Stated task. Give the number of lines in the records below that include "name". Reply with that number alone.

** Start of Given entries **

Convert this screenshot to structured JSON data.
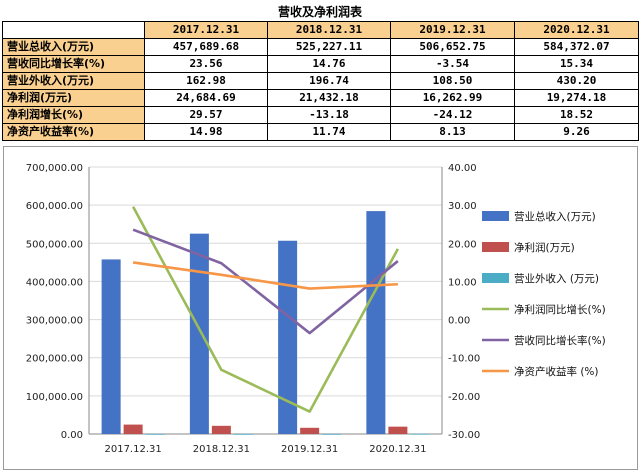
{
  "table": {
    "title": "营收及净利润表",
    "columns": [
      "2017.12.31",
      "2018.12.31",
      "2019.12.31",
      "2020.12.31"
    ],
    "rows": [
      {
        "label": "营业总收入(万元)",
        "values": [
          "457,689.68",
          "525,227.11",
          "506,652.75",
          "584,372.07"
        ]
      },
      {
        "label": "营收同比增长率(%)",
        "values": [
          "23.56",
          "14.76",
          "-3.54",
          "15.34"
        ]
      },
      {
        "label": "营业外收入(万元)",
        "values": [
          "162.98",
          "196.74",
          "108.50",
          "430.20"
        ]
      },
      {
        "label": "净利润(万元)",
        "values": [
          "24,684.69",
          "21,432.18",
          "16,262.99",
          "19,274.18"
        ]
      },
      {
        "label": "净利润增长(%)",
        "values": [
          "29.57",
          "-13.18",
          "-24.12",
          "18.52"
        ]
      },
      {
        "label": "净资产收益率(%)",
        "values": [
          "14.98",
          "11.74",
          "8.13",
          "9.26"
        ]
      }
    ]
  },
  "chart_data": {
    "type": "bar",
    "categories": [
      "2017.12.31",
      "2018.12.31",
      "2019.12.31",
      "2020.12.31"
    ],
    "left_axis": {
      "ylim": [
        0,
        700000
      ],
      "ticks": [
        "0.00",
        "100,000.00",
        "200,000.00",
        "300,000.00",
        "400,000.00",
        "500,000.00",
        "600,000.00",
        "700,000.00"
      ]
    },
    "right_axis": {
      "ylim": [
        -30,
        40
      ],
      "ticks": [
        "-30.00",
        "-20.00",
        "-10.00",
        "0.00",
        "10.00",
        "20.00",
        "30.00",
        "40.00"
      ]
    },
    "series": [
      {
        "name": "营业总收入(万元)",
        "kind": "bar",
        "axis": "left",
        "color": "#4472c4",
        "values": [
          457689.68,
          525227.11,
          506652.75,
          584372.07
        ]
      },
      {
        "name": "净利润(万元)",
        "kind": "bar",
        "axis": "left",
        "color": "#c0504d",
        "values": [
          24684.69,
          21432.18,
          16262.99,
          19274.18
        ]
      },
      {
        "name": "营业外收入 (万元)",
        "kind": "bar",
        "axis": "left",
        "color": "#4bacc6",
        "values": [
          162.98,
          196.74,
          108.5,
          430.2
        ]
      },
      {
        "name": "净利润同比增长(%)",
        "kind": "line",
        "axis": "right",
        "color": "#9bbb59",
        "values": [
          29.57,
          -13.18,
          -24.12,
          18.52
        ]
      },
      {
        "name": "营收同比增长率(%)",
        "kind": "line",
        "axis": "right",
        "color": "#8064a2",
        "values": [
          23.56,
          14.76,
          -3.54,
          15.34
        ]
      },
      {
        "name": "净资产收益率 (%)",
        "kind": "line",
        "axis": "right",
        "color": "#f79646",
        "values": [
          14.98,
          11.74,
          8.13,
          9.26
        ]
      }
    ],
    "legend_position": "right",
    "grid": true
  }
}
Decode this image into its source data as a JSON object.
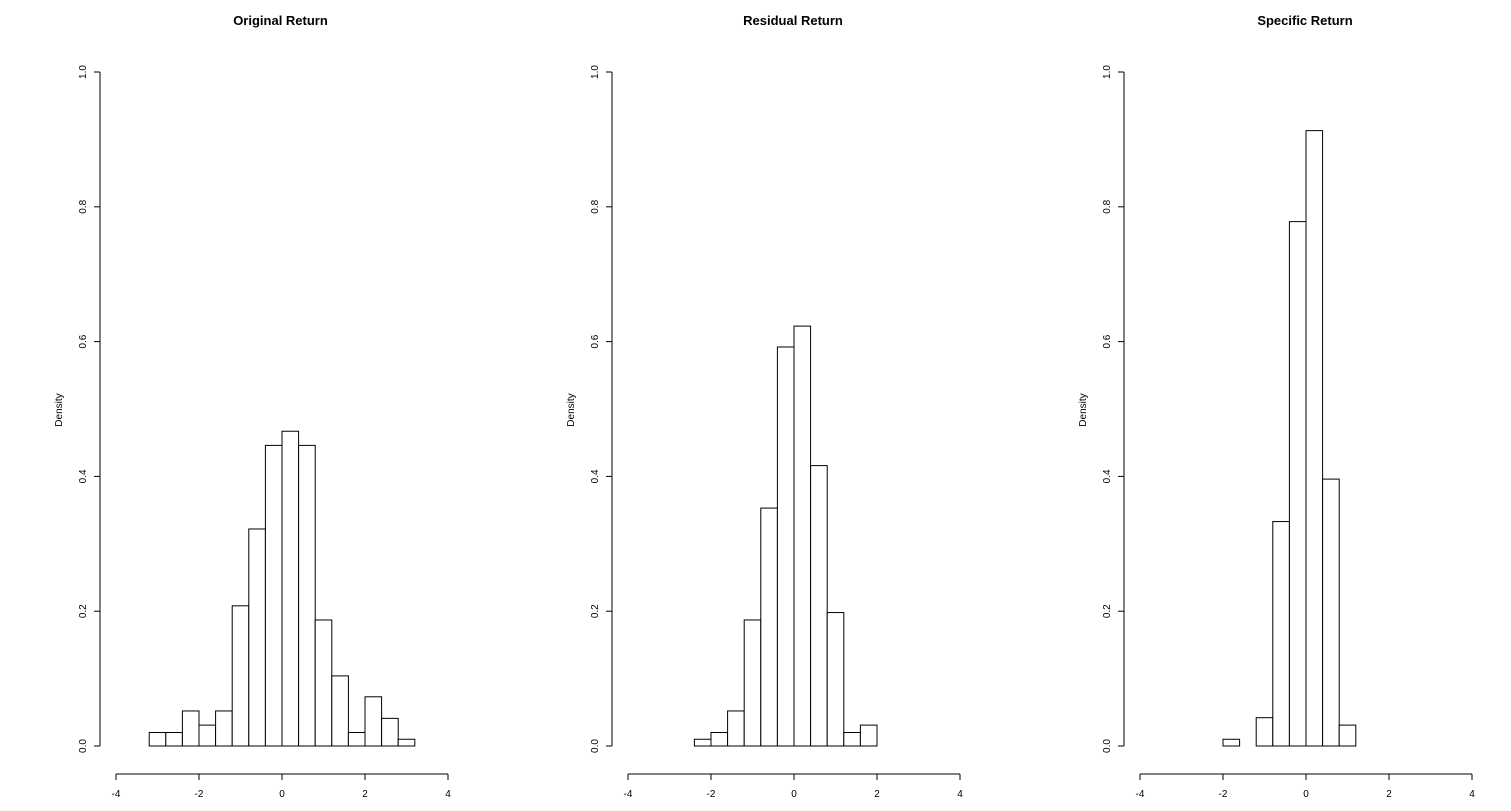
{
  "chart_data": [
    {
      "type": "bar",
      "title": "Original Return",
      "xlabel": "",
      "ylabel": "Density",
      "xlim": [
        -4,
        4
      ],
      "ylim": [
        0,
        1.0
      ],
      "xticks": [
        "-4",
        "-2",
        "0",
        "2",
        "4"
      ],
      "yticks": [
        "0.0",
        "0.2",
        "0.4",
        "0.6",
        "0.8",
        "1.0"
      ],
      "bin_width": 0.4,
      "bins": [
        {
          "x0": -4.0,
          "density": 0.0
        },
        {
          "x0": -3.6,
          "density": 0.0
        },
        {
          "x0": -3.2,
          "density": 0.02
        },
        {
          "x0": -2.8,
          "density": 0.02
        },
        {
          "x0": -2.4,
          "density": 0.052
        },
        {
          "x0": -2.0,
          "density": 0.031
        },
        {
          "x0": -1.6,
          "density": 0.052
        },
        {
          "x0": -1.2,
          "density": 0.208
        },
        {
          "x0": -0.8,
          "density": 0.322
        },
        {
          "x0": -0.4,
          "density": 0.446
        },
        {
          "x0": 0.0,
          "density": 0.467
        },
        {
          "x0": 0.4,
          "density": 0.446
        },
        {
          "x0": 0.8,
          "density": 0.187
        },
        {
          "x0": 1.2,
          "density": 0.104
        },
        {
          "x0": 1.6,
          "density": 0.02
        },
        {
          "x0": 2.0,
          "density": 0.073
        },
        {
          "x0": 2.4,
          "density": 0.041
        },
        {
          "x0": 2.8,
          "density": 0.01
        },
        {
          "x0": 3.2,
          "density": 0.0
        },
        {
          "x0": 3.6,
          "density": 0.0
        }
      ]
    },
    {
      "type": "bar",
      "title": "Residual Return",
      "xlabel": "",
      "ylabel": "Density",
      "xlim": [
        -4,
        4
      ],
      "ylim": [
        0,
        1.0
      ],
      "xticks": [
        "-4",
        "-2",
        "0",
        "2",
        "4"
      ],
      "yticks": [
        "0.0",
        "0.2",
        "0.4",
        "0.6",
        "0.8",
        "1.0"
      ],
      "bin_width": 0.4,
      "bins": [
        {
          "x0": -4.0,
          "density": 0.0
        },
        {
          "x0": -3.6,
          "density": 0.0
        },
        {
          "x0": -3.2,
          "density": 0.0
        },
        {
          "x0": -2.8,
          "density": 0.0
        },
        {
          "x0": -2.4,
          "density": 0.01
        },
        {
          "x0": -2.0,
          "density": 0.02
        },
        {
          "x0": -1.6,
          "density": 0.052
        },
        {
          "x0": -1.2,
          "density": 0.187
        },
        {
          "x0": -0.8,
          "density": 0.353
        },
        {
          "x0": -0.4,
          "density": 0.592
        },
        {
          "x0": 0.0,
          "density": 0.623
        },
        {
          "x0": 0.4,
          "density": 0.416
        },
        {
          "x0": 0.8,
          "density": 0.198
        },
        {
          "x0": 1.2,
          "density": 0.02
        },
        {
          "x0": 1.6,
          "density": 0.031
        },
        {
          "x0": 2.0,
          "density": 0.0
        },
        {
          "x0": 2.4,
          "density": 0.0
        },
        {
          "x0": 2.8,
          "density": 0.0
        },
        {
          "x0": 3.2,
          "density": 0.0
        },
        {
          "x0": 3.6,
          "density": 0.0
        }
      ]
    },
    {
      "type": "bar",
      "title": "Specific Return",
      "xlabel": "",
      "ylabel": "Density",
      "xlim": [
        -4,
        4
      ],
      "ylim": [
        0,
        1.0
      ],
      "xticks": [
        "-4",
        "-2",
        "0",
        "2",
        "4"
      ],
      "yticks": [
        "0.0",
        "0.2",
        "0.4",
        "0.6",
        "0.8",
        "1.0"
      ],
      "bin_width": 0.4,
      "bins": [
        {
          "x0": -4.0,
          "density": 0.0
        },
        {
          "x0": -3.6,
          "density": 0.0
        },
        {
          "x0": -3.2,
          "density": 0.0
        },
        {
          "x0": -2.8,
          "density": 0.0
        },
        {
          "x0": -2.4,
          "density": 0.0
        },
        {
          "x0": -2.0,
          "density": 0.01
        },
        {
          "x0": -1.6,
          "density": 0.0
        },
        {
          "x0": -1.2,
          "density": 0.042
        },
        {
          "x0": -0.8,
          "density": 0.333
        },
        {
          "x0": -0.4,
          "density": 0.778
        },
        {
          "x0": 0.0,
          "density": 0.913
        },
        {
          "x0": 0.4,
          "density": 0.396
        },
        {
          "x0": 0.8,
          "density": 0.031
        },
        {
          "x0": 1.2,
          "density": 0.0
        },
        {
          "x0": 1.6,
          "density": 0.0
        },
        {
          "x0": 2.0,
          "density": 0.0
        },
        {
          "x0": 2.4,
          "density": 0.0
        },
        {
          "x0": 2.8,
          "density": 0.0
        },
        {
          "x0": 3.2,
          "density": 0.0
        },
        {
          "x0": 3.6,
          "density": 0.0
        }
      ]
    }
  ],
  "style": {
    "bar_fill": "#ffffff",
    "bar_stroke": "#000000",
    "axis_color": "#000000",
    "background": "#ffffff"
  }
}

** End of Given entries **

Solution to the problem. 6